Description of the task » Find how many lines in the material hold the word "color", then state that number and nothing more.
* Start Stored records *
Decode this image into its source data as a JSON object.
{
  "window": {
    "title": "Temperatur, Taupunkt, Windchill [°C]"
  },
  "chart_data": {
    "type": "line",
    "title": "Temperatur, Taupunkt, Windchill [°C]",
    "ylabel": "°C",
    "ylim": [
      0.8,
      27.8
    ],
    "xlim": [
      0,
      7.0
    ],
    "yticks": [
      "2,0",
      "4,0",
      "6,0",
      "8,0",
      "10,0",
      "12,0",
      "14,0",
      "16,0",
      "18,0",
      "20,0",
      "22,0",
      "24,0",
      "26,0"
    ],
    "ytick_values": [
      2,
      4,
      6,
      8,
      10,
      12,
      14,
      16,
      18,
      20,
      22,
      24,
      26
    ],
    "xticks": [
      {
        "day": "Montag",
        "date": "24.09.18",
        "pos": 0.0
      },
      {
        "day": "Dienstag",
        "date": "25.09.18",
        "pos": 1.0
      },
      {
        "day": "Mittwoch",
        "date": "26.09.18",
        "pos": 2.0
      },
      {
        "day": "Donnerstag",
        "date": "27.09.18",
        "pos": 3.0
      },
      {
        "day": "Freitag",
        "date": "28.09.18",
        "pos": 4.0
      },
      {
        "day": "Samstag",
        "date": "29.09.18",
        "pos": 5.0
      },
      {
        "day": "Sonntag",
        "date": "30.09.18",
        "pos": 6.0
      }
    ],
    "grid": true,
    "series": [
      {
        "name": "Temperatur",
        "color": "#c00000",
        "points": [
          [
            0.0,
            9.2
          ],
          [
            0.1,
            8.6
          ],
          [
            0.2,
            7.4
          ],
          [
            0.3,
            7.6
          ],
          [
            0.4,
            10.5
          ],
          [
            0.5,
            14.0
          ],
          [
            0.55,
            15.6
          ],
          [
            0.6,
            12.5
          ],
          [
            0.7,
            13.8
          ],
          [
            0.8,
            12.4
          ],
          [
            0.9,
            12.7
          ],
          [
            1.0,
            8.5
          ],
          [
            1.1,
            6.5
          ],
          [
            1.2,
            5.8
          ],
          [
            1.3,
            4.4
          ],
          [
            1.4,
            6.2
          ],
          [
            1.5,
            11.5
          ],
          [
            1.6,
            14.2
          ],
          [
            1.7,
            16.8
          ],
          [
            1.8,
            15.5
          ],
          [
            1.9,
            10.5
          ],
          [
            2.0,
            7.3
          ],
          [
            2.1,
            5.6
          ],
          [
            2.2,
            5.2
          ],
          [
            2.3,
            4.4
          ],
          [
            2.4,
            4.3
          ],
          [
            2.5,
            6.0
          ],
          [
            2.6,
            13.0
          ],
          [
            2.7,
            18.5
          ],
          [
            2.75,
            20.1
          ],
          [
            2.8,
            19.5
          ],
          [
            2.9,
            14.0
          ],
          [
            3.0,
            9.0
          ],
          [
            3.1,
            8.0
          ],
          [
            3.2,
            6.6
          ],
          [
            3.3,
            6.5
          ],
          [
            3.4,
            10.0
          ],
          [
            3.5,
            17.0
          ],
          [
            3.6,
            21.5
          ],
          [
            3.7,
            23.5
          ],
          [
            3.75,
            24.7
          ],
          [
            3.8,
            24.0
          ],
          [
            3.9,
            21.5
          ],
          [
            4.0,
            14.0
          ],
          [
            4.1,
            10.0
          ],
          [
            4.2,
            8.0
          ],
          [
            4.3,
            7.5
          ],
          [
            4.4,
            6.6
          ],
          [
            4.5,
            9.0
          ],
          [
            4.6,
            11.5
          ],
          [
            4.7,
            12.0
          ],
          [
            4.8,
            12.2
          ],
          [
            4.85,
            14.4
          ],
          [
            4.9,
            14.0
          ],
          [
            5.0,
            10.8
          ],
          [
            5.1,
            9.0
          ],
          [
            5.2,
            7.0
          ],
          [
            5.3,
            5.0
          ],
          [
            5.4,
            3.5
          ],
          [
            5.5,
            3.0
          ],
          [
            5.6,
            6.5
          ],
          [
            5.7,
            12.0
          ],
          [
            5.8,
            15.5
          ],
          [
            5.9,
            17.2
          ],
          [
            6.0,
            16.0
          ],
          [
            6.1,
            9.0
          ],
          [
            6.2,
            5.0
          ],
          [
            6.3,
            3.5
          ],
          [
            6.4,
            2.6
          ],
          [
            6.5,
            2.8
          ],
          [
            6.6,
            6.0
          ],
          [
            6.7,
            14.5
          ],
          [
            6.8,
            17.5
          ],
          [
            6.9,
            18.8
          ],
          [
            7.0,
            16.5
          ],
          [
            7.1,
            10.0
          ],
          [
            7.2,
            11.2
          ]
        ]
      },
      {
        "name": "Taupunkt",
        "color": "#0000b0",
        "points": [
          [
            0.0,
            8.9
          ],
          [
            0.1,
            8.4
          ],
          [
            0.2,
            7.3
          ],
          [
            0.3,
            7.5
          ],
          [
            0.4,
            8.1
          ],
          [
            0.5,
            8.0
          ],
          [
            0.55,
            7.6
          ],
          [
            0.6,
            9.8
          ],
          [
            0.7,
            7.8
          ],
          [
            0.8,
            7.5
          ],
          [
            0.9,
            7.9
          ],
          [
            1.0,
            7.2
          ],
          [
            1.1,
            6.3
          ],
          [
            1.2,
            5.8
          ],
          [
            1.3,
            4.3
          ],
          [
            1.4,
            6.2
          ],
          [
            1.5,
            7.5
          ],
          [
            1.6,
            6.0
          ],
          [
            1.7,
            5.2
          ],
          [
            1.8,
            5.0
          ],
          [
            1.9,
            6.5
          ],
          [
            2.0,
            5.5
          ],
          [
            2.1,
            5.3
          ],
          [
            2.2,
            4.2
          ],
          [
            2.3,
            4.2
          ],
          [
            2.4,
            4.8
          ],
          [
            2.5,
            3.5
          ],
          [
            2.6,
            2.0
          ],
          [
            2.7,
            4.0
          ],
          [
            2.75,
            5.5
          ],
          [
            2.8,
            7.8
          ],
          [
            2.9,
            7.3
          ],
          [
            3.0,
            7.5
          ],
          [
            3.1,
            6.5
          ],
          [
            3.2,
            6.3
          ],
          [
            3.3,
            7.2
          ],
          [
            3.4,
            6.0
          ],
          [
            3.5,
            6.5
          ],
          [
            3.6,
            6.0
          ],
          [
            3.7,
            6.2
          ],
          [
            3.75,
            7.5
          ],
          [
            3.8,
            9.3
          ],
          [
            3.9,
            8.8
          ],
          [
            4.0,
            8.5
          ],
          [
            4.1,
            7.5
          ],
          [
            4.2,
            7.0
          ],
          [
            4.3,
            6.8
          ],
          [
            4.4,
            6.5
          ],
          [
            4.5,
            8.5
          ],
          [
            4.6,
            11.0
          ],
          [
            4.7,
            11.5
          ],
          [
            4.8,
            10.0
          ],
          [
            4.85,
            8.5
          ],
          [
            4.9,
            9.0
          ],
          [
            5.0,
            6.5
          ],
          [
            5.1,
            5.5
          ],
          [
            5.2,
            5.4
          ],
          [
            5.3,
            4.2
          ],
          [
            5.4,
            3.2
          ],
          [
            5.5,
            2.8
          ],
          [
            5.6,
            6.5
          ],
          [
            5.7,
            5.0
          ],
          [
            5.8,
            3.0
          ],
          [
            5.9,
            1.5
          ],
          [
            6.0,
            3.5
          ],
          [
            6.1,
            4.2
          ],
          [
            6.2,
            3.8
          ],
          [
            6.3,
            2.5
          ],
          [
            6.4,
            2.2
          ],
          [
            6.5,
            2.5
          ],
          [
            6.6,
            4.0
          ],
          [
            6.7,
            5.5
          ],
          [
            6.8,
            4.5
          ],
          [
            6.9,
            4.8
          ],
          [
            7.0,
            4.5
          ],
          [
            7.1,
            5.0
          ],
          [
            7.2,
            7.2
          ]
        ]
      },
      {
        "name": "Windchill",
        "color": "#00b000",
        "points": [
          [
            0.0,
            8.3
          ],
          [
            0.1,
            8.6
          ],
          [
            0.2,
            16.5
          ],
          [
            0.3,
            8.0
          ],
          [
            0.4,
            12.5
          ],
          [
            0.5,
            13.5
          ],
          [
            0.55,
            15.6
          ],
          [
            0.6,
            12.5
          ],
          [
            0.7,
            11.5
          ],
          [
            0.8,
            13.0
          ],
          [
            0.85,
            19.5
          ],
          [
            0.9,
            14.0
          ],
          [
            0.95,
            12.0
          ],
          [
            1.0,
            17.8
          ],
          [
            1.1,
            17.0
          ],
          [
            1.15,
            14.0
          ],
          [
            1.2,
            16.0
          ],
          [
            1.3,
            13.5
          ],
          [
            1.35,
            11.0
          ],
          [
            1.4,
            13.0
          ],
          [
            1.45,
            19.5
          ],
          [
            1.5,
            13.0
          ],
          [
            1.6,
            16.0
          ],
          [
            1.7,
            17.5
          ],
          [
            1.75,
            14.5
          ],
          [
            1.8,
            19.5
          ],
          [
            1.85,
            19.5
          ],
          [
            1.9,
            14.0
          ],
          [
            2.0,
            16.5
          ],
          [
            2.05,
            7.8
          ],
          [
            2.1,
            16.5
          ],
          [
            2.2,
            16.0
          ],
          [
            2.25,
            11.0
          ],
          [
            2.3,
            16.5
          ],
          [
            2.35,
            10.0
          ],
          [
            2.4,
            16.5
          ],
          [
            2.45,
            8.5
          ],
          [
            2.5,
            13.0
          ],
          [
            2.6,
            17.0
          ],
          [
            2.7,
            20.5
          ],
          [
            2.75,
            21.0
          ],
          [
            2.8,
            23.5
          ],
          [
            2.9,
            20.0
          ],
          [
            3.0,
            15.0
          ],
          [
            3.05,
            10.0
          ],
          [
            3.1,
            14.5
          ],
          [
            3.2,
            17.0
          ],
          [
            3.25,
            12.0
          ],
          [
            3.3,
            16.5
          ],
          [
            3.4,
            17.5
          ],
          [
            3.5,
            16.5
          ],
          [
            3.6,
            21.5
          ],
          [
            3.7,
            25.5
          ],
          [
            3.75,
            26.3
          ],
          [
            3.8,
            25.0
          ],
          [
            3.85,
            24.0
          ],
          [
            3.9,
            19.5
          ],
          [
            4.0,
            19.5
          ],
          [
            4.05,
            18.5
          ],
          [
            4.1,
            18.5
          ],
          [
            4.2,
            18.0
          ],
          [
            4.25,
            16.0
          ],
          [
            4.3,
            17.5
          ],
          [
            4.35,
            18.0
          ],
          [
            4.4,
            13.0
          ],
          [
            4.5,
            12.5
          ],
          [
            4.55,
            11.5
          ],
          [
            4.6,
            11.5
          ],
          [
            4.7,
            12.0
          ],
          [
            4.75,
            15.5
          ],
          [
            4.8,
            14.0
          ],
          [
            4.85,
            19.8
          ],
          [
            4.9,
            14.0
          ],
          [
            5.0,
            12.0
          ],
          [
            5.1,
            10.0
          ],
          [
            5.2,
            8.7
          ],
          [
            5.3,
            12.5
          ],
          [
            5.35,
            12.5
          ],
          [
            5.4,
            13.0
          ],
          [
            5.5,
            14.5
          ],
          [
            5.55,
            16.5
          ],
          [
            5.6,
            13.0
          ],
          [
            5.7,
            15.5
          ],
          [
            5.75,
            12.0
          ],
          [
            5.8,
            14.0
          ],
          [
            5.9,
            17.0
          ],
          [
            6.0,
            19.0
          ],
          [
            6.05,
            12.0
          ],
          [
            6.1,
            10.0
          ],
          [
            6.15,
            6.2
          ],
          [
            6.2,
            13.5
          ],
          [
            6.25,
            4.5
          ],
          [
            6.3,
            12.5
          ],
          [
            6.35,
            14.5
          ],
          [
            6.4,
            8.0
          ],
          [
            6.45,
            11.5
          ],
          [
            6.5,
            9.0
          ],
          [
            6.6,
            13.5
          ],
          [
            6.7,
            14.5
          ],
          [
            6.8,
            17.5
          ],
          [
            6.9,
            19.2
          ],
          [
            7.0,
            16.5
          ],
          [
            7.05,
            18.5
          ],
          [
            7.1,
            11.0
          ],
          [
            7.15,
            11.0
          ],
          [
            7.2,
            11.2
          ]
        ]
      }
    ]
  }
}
* End Stored records *
Expected answer » 3